### TASK DETAILS:
Without the pictures, copy the entries below word for word.

### Saved data entries:
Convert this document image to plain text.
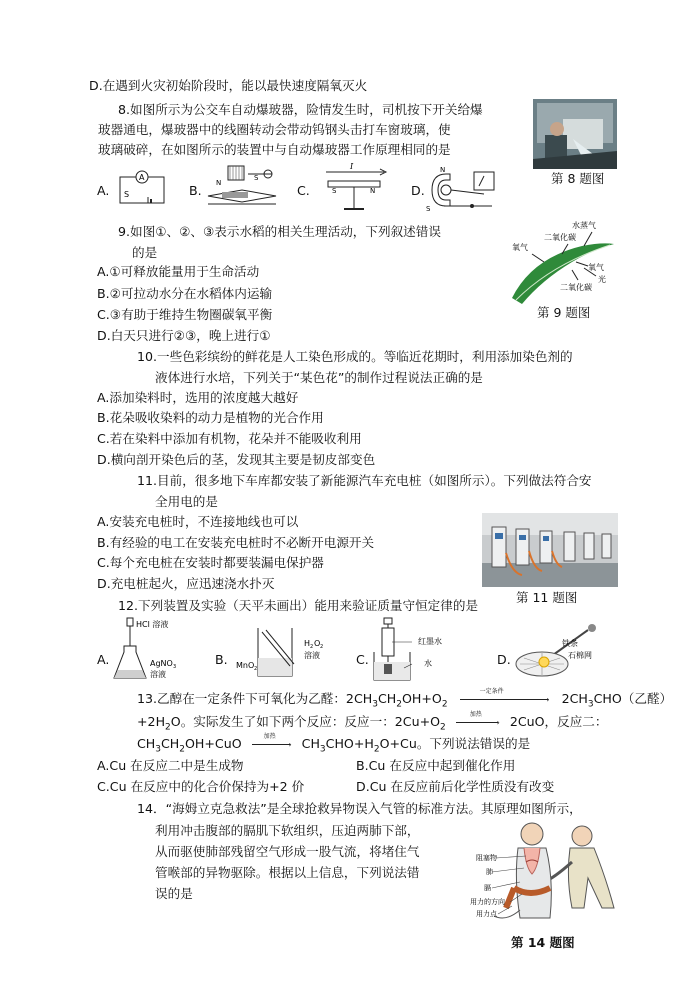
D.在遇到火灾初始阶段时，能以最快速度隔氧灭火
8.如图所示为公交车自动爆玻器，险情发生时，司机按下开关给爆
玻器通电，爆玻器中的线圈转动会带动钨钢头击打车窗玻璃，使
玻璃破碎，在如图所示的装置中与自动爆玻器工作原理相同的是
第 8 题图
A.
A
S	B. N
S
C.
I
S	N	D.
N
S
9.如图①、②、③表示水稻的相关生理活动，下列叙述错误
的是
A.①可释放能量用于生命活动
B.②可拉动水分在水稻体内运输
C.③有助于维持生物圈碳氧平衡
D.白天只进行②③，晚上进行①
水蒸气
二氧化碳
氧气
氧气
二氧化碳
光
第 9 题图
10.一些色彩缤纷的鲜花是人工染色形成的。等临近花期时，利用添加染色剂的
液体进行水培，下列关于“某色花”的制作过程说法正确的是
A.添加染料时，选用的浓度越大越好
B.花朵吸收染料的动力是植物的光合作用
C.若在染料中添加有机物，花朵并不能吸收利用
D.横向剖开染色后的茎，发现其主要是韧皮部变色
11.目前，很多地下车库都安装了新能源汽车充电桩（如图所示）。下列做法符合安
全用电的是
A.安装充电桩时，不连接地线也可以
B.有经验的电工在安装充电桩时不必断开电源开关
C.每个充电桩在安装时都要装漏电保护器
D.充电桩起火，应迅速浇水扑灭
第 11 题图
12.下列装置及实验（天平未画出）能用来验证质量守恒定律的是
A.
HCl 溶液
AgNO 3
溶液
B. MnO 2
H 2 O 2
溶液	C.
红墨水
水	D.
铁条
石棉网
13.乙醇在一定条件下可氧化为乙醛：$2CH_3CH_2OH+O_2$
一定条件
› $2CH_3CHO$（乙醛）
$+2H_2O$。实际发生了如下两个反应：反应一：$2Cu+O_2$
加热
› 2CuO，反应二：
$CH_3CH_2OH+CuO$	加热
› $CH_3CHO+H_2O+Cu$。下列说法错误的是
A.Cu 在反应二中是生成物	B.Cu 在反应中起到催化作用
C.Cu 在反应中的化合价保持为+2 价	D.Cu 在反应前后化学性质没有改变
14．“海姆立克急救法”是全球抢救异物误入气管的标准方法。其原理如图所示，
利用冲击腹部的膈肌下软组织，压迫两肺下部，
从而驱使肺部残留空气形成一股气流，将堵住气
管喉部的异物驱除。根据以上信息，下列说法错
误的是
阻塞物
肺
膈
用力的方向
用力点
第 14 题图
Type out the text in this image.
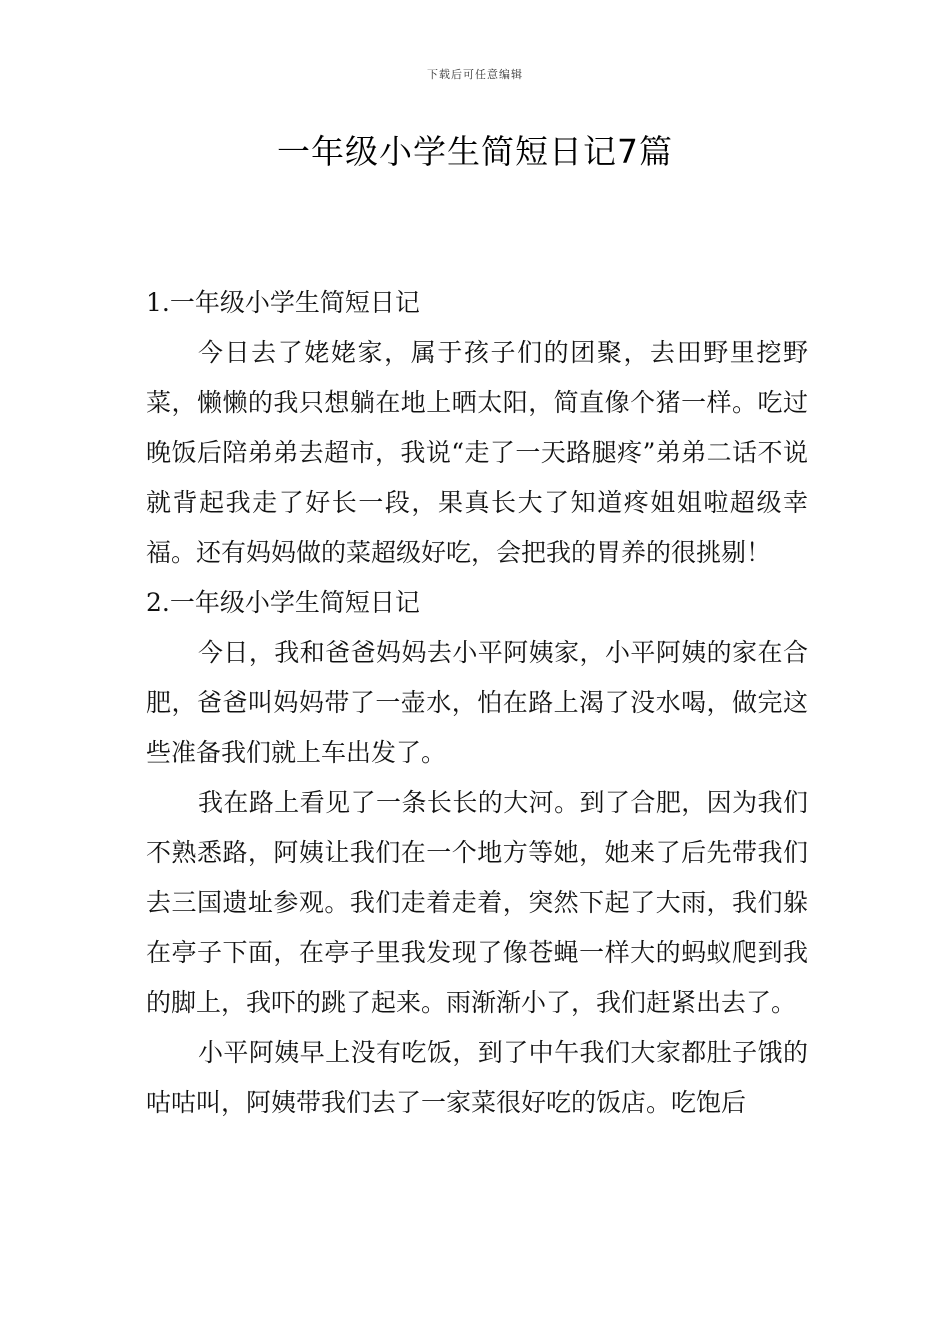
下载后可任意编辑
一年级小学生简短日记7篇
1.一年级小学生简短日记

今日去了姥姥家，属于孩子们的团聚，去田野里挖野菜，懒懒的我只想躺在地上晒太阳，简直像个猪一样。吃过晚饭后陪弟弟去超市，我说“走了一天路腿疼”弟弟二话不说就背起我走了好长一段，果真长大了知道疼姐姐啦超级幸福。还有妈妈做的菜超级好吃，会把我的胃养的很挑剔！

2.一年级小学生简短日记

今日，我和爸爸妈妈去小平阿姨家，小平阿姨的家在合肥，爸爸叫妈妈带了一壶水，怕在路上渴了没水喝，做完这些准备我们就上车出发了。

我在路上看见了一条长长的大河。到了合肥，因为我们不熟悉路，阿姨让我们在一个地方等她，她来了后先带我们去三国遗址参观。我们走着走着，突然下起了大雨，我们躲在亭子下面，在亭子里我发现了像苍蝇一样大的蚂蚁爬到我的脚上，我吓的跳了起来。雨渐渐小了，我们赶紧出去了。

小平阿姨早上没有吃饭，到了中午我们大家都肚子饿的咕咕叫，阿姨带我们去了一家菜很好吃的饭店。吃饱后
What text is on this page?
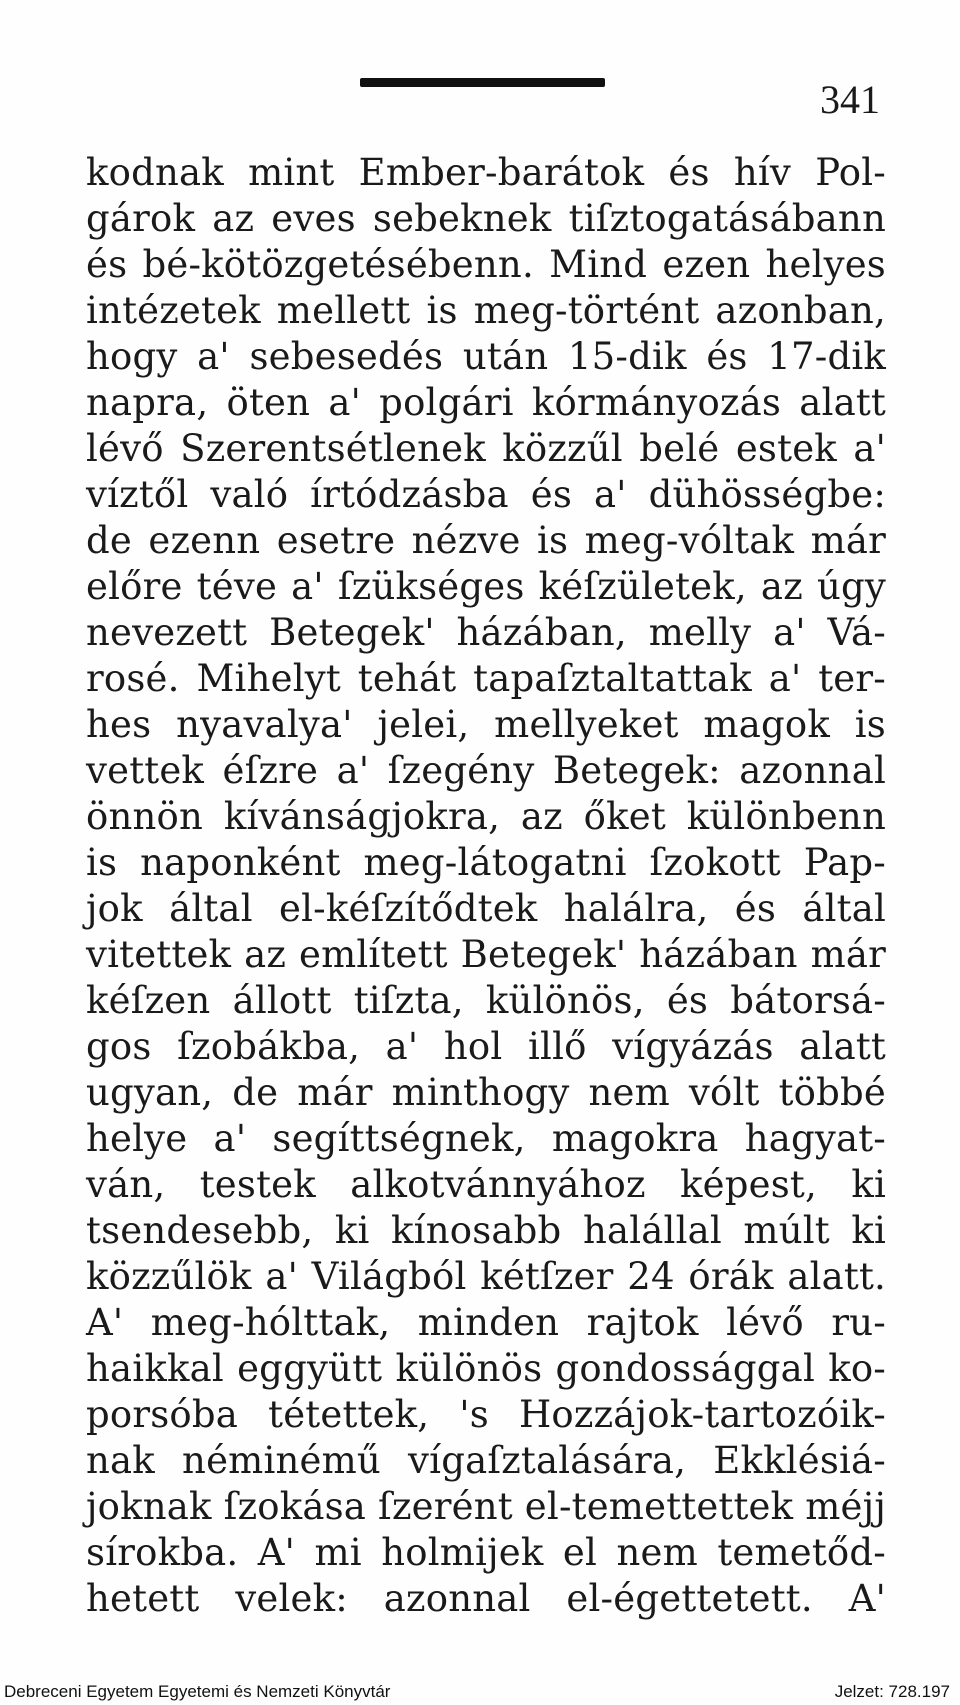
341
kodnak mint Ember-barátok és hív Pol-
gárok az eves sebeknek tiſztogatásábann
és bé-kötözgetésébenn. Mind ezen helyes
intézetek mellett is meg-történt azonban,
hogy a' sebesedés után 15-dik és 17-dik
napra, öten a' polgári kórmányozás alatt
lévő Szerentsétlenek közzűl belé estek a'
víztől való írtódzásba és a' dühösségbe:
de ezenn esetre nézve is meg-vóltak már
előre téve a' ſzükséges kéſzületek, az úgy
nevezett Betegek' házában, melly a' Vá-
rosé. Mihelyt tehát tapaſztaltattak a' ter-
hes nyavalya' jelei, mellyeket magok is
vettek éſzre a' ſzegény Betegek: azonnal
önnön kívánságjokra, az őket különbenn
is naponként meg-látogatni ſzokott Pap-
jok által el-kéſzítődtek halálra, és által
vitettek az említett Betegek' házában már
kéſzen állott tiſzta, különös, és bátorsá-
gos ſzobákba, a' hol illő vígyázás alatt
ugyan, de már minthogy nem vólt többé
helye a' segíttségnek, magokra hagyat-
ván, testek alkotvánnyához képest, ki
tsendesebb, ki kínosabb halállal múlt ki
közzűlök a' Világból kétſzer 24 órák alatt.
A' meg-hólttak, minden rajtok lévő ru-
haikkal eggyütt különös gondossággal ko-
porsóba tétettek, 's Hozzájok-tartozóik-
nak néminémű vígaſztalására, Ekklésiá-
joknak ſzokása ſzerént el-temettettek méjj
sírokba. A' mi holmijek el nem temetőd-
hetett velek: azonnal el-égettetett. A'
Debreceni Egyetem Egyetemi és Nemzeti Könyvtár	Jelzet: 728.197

### SOLUTION TO THIS TASK:
Convert this document image to plain text.
D.在遇到火灾初始阶段时，能以最快速度隔氧灭火
8.如图所示为公交车自动爆玻器，险情发生时，司机按下开关给爆
玻器通电，爆玻器中的线圈转动会带动钨钢头击打车窗玻璃，使
玻璃破碎，在如图所示的装置中与自动爆玻器工作原理相同的是
第 8 题图
A.
A
S	B. N
S
C.
I
S	N	D.
N
S
9.如图①、②、③表示水稻的相关生理活动，下列叙述错误
的是
A.①可释放能量用于生命活动
B.②可拉动水分在水稻体内运输
C.③有助于维持生物圈碳氧平衡
D.白天只进行②③，晚上进行①
水蒸气
二氧化碳
氧气
氧气
二氧化碳
光
第 9 题图
10.一些色彩缤纷的鲜花是人工染色形成的。等临近花期时，利用添加染色剂的
液体进行水培，下列关于“某色花”的制作过程说法正确的是
A.添加染料时，选用的浓度越大越好
B.花朵吸收染料的动力是植物的光合作用
C.若在染料中添加有机物，花朵并不能吸收利用
D.横向剖开染色后的茎，发现其主要是韧皮部变色
11.目前，很多地下车库都安装了新能源汽车充电桩（如图所示）。下列做法符合安
全用电的是
A.安装充电桩时，不连接地线也可以
B.有经验的电工在安装充电桩时不必断开电源开关
C.每个充电桩在安装时都要装漏电保护器
D.充电桩起火，应迅速浇水扑灭
第 11 题图
12.下列装置及实验（天平未画出）能用来验证质量守恒定律的是
A.
HCl 溶液
AgNO 3
溶液
B. MnO 2
H 2 O 2
溶液	C.
红墨水
水	D.
铁条
石棉网
13.乙醇在一定条件下可氧化为乙醛：$2CH_3CH_2OH+O_2$
一定条件
› $2CH_3CHO$（乙醛）
$+2H_2O$。实际发生了如下两个反应：反应一：$2Cu+O_2$
加热
› 2CuO，反应二：
$CH_3CH_2OH+CuO$	加热
› $CH_3CHO+H_2O+Cu$。下列说法错误的是
A.Cu 在反应二中是生成物	B.Cu 在反应中起到催化作用
C.Cu 在反应中的化合价保持为+2 价	D.Cu 在反应前后化学性质没有改变
14．“海姆立克急救法”是全球抢救异物误入气管的标准方法。其原理如图所示，
利用冲击腹部的膈肌下软组织，压迫两肺下部，
从而驱使肺部残留空气形成一股气流，将堵住气
管喉部的异物驱除。根据以上信息，下列说法错
误的是
阻塞物
肺
膈
用力的方向
用力点
第 14 题图
Type out the text in this image.
下载后可任意编辑
一年级小学生简短日记7篇
1.一年级小学生简短日记

今日去了姥姥家，属于孩子们的团聚，去田野里挖野菜，懒懒的我只想躺在地上晒太阳，简直像个猪一样。吃过晚饭后陪弟弟去超市，我说“走了一天路腿疼”弟弟二话不说就背起我走了好长一段，果真长大了知道疼姐姐啦超级幸福。还有妈妈做的菜超级好吃，会把我的胃养的很挑剔！

2.一年级小学生简短日记

今日，我和爸爸妈妈去小平阿姨家，小平阿姨的家在合肥，爸爸叫妈妈带了一壶水，怕在路上渴了没水喝，做完这些准备我们就上车出发了。

我在路上看见了一条长长的大河。到了合肥，因为我们不熟悉路，阿姨让我们在一个地方等她，她来了后先带我们去三国遗址参观。我们走着走着，突然下起了大雨，我们躲在亭子下面，在亭子里我发现了像苍蝇一样大的蚂蚁爬到我的脚上，我吓的跳了起来。雨渐渐小了，我们赶紧出去了。

小平阿姨早上没有吃饭，到了中午我们大家都肚子饿的咕咕叫，阿姨带我们去了一家菜很好吃的饭店。吃饱后
What text is on this page?
341
kodnak mint Ember-barátok és hív Pol-
gárok az eves sebeknek tiſztogatásábann
és bé-kötözgetésébenn. Mind ezen helyes
intézetek mellett is meg-történt azonban,
hogy a' sebesedés után 15-dik és 17-dik
napra, öten a' polgári kórmányozás alatt
lévő Szerentsétlenek közzűl belé estek a'
víztől való írtódzásba és a' dühösségbe:
de ezenn esetre nézve is meg-vóltak már
előre téve a' ſzükséges kéſzületek, az úgy
nevezett Betegek' házában, melly a' Vá-
rosé. Mihelyt tehát tapaſztaltattak a' ter-
hes nyavalya' jelei, mellyeket magok is
vettek éſzre a' ſzegény Betegek: azonnal
önnön kívánságjokra, az őket különbenn
is naponként meg-látogatni ſzokott Pap-
jok által el-kéſzítődtek halálra, és által
vitettek az említett Betegek' házában már
kéſzen állott tiſzta, különös, és bátorsá-
gos ſzobákba, a' hol illő vígyázás alatt
ugyan, de már minthogy nem vólt többé
helye a' segíttségnek, magokra hagyat-
ván, testek alkotvánnyához képest, ki
tsendesebb, ki kínosabb halállal múlt ki
közzűlök a' Világból kétſzer 24 órák alatt.
A' meg-hólttak, minden rajtok lévő ru-
haikkal eggyütt különös gondossággal ko-
porsóba tétettek, 's Hozzájok-tartozóik-
nak néminémű vígaſztalására, Ekklésiá-
joknak ſzokása ſzerént el-temettettek méjj
sírokba. A' mi holmijek el nem temetőd-
hetett velek: azonnal el-égettetett. A'
Debreceni Egyetem Egyetemi és Nemzeti Könyvtár	Jelzet: 728.197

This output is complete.